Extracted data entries
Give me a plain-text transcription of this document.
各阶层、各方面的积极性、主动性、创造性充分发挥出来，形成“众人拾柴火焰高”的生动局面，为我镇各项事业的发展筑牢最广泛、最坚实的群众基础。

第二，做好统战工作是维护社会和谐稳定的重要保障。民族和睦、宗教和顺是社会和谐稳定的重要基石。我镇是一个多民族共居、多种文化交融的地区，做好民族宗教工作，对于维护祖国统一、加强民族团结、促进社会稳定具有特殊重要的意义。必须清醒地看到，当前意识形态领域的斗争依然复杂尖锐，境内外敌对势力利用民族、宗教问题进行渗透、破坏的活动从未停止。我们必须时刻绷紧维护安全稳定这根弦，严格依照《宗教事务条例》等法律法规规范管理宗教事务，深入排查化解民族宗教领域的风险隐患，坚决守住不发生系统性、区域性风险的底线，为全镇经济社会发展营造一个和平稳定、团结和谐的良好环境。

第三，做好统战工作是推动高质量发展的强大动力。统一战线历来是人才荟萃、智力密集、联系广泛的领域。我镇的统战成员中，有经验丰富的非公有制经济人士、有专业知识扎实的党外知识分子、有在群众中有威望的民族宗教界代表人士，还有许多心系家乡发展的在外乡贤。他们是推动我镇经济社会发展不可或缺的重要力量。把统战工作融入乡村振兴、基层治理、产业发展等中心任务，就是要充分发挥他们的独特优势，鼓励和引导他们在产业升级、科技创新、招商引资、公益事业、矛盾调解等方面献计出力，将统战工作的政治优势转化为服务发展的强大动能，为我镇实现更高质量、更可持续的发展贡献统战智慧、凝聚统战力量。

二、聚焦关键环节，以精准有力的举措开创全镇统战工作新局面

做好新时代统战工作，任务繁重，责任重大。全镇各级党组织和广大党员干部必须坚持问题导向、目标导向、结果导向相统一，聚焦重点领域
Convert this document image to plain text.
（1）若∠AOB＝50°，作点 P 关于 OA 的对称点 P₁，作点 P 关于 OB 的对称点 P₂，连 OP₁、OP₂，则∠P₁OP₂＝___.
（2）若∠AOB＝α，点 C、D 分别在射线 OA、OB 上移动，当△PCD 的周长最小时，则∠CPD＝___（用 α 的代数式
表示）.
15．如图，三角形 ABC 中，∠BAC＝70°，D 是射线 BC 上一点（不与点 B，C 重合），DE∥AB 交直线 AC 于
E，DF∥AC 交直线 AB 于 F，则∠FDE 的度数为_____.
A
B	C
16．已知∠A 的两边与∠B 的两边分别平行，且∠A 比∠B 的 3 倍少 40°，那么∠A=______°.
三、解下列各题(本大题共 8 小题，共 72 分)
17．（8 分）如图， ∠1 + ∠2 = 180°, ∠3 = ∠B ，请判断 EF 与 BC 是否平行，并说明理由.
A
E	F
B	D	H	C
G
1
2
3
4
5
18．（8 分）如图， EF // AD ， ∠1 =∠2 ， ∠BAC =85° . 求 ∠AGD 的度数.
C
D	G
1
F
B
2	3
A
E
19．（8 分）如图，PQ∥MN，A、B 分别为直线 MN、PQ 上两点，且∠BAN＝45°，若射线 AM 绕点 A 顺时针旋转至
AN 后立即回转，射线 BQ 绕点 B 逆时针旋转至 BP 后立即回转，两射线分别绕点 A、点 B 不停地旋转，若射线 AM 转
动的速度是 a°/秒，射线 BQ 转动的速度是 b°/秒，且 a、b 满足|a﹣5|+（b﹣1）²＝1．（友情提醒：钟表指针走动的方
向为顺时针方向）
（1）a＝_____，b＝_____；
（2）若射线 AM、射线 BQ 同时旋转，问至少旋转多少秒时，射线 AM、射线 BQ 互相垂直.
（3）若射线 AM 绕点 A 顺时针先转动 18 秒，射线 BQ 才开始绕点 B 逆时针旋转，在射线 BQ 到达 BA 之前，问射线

**CHALLENGE:** The answer consists only of the lines from the one containing "Convert this document image to plain text." to the end of the records, each written out exactly.

**COMPLETE RESPONSE:**
Convert this document image to plain text.
（1）若∠AOB＝50°，作点 P 关于 OA 的对称点 P₁，作点 P 关于 OB 的对称点 P₂，连 OP₁、OP₂，则∠P₁OP₂＝___.
（2）若∠AOB＝α，点 C、D 分别在射线 OA、OB 上移动，当△PCD 的周长最小时，则∠CPD＝___（用 α 的代数式
表示）.
15．如图，三角形 ABC 中，∠BAC＝70°，D 是射线 BC 上一点（不与点 B，C 重合），DE∥AB 交直线 AC 于
E，DF∥AC 交直线 AB 于 F，则∠FDE 的度数为_____.
A
B	C
16．已知∠A 的两边与∠B 的两边分别平行，且∠A 比∠B 的 3 倍少 40°，那么∠A=______°.
三、解下列各题(本大题共 8 小题，共 72 分)
17．（8 分）如图， ∠1 + ∠2 = 180°, ∠3 = ∠B ，请判断 EF 与 BC 是否平行，并说明理由.
A
E	F
B	D	H	C
G
1
2
3
4
5
18．（8 分）如图， EF // AD ， ∠1 =∠2 ， ∠BAC =85° . 求 ∠AGD 的度数.
C
D	G
1
F
B
2	3
A
E
19．（8 分）如图，PQ∥MN，A、B 分别为直线 MN、PQ 上两点，且∠BAN＝45°，若射线 AM 绕点 A 顺时针旋转至
AN 后立即回转，射线 BQ 绕点 B 逆时针旋转至 BP 后立即回转，两射线分别绕点 A、点 B 不停地旋转，若射线 AM 转
动的速度是 a°/秒，射线 BQ 转动的速度是 b°/秒，且 a、b 满足|a﹣5|+（b﹣1）²＝1．（友情提醒：钟表指针走动的方
向为顺时针方向）
（1）a＝_____，b＝_____；
（2）若射线 AM、射线 BQ 同时旋转，问至少旋转多少秒时，射线 AM、射线 BQ 互相垂直.
（3）若射线 AM 绕点 A 顺时针先转动 18 秒，射线 BQ 才开始绕点 B 逆时针旋转，在射线 BQ 到达 BA 之前，问射线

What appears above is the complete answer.